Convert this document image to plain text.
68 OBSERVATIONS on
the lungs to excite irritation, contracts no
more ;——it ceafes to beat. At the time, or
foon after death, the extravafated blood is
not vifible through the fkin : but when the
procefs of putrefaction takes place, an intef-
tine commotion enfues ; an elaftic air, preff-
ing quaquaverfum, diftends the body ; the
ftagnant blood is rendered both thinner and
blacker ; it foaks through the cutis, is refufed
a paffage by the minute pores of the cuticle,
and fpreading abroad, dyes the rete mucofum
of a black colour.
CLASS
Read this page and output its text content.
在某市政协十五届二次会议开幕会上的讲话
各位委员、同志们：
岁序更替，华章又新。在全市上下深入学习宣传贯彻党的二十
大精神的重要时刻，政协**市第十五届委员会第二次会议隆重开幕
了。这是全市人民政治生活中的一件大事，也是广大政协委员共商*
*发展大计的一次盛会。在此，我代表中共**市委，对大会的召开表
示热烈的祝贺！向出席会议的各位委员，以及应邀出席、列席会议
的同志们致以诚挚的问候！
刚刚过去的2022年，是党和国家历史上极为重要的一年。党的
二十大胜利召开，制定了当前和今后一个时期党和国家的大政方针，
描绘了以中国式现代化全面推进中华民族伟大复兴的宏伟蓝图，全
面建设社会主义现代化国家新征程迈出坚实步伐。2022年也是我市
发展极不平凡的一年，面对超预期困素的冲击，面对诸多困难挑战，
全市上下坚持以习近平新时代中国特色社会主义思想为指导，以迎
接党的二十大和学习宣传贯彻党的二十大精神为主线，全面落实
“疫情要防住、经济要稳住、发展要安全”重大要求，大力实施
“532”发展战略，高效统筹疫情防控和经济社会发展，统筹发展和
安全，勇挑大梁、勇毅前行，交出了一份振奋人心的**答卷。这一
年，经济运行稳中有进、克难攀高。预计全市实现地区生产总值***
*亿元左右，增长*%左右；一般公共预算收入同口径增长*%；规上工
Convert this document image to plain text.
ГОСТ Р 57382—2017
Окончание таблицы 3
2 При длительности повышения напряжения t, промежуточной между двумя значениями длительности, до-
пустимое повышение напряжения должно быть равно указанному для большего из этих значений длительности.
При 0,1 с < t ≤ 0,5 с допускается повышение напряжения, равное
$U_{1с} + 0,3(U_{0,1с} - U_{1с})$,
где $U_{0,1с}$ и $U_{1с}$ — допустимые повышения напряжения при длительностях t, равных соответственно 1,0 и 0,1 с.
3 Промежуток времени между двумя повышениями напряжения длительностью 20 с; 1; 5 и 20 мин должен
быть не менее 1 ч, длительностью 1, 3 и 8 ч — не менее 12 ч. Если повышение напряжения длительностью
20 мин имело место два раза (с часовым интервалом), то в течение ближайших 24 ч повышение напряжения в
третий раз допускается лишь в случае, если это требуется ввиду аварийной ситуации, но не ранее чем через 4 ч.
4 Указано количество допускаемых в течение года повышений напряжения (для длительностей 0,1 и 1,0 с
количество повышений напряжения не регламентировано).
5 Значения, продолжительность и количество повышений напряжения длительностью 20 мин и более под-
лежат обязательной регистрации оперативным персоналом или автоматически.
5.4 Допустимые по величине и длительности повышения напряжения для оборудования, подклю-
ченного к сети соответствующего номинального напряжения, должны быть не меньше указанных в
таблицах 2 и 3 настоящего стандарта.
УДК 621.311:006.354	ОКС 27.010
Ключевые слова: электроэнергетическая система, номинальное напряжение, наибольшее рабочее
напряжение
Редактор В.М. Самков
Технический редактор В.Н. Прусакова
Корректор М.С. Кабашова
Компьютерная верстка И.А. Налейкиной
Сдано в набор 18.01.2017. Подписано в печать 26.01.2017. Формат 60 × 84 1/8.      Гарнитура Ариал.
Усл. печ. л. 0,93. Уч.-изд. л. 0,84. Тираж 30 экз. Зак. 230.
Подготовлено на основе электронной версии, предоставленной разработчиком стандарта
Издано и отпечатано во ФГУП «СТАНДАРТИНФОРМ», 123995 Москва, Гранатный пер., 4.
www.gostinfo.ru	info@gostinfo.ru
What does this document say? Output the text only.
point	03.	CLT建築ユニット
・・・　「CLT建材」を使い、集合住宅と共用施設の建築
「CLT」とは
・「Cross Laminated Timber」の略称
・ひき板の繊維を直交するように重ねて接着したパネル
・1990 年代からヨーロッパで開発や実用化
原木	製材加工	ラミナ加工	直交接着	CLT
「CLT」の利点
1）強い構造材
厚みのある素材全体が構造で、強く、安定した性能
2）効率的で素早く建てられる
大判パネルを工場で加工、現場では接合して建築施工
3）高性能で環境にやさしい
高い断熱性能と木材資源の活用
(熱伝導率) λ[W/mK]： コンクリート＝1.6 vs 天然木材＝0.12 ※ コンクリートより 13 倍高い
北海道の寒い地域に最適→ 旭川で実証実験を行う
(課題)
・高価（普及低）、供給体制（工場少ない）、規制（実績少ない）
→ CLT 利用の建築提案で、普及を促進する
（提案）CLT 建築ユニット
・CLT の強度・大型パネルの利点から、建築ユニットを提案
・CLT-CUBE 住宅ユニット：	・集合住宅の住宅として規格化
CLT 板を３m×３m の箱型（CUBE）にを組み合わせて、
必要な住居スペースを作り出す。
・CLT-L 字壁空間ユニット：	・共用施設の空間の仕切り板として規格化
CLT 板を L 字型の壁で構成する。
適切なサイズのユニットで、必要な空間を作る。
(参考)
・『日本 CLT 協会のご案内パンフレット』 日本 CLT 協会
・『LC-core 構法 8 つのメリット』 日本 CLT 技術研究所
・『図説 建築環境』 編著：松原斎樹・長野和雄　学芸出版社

Prompt:
Give the lines exactly as they stand, from the line with "What does this" through the end of the material.

The output:
What does this document say? Output the text only.
point	03.	CLT建築ユニット
・・・　「CLT建材」を使い、集合住宅と共用施設の建築
「CLT」とは
・「Cross Laminated Timber」の略称
・ひき板の繊維を直交するように重ねて接着したパネル
・1990 年代からヨーロッパで開発や実用化
原木	製材加工	ラミナ加工	直交接着	CLT
「CLT」の利点
1）強い構造材
厚みのある素材全体が構造で、強く、安定した性能
2）効率的で素早く建てられる
大判パネルを工場で加工、現場では接合して建築施工
3）高性能で環境にやさしい
高い断熱性能と木材資源の活用
(熱伝導率) λ[W/mK]： コンクリート＝1.6 vs 天然木材＝0.12 ※ コンクリートより 13 倍高い
北海道の寒い地域に最適→ 旭川で実証実験を行う
(課題)
・高価（普及低）、供給体制（工場少ない）、規制（実績少ない）
→ CLT 利用の建築提案で、普及を促進する
（提案）CLT 建築ユニット
・CLT の強度・大型パネルの利点から、建築ユニットを提案
・CLT-CUBE 住宅ユニット：	・集合住宅の住宅として規格化
CLT 板を３m×３m の箱型（CUBE）にを組み合わせて、
必要な住居スペースを作り出す。
・CLT-L 字壁空間ユニット：	・共用施設の空間の仕切り板として規格化
CLT 板を L 字型の壁で構成する。
適切なサイズのユニットで、必要な空間を作る。
(参考)
・『日本 CLT 協会のご案内パンフレット』 日本 CLT 協会
・『LC-core 構法 8 つのメリット』 日本 CLT 技術研究所
・『図説 建築環境』 編著：松原斎樹・長野和雄　学芸出版社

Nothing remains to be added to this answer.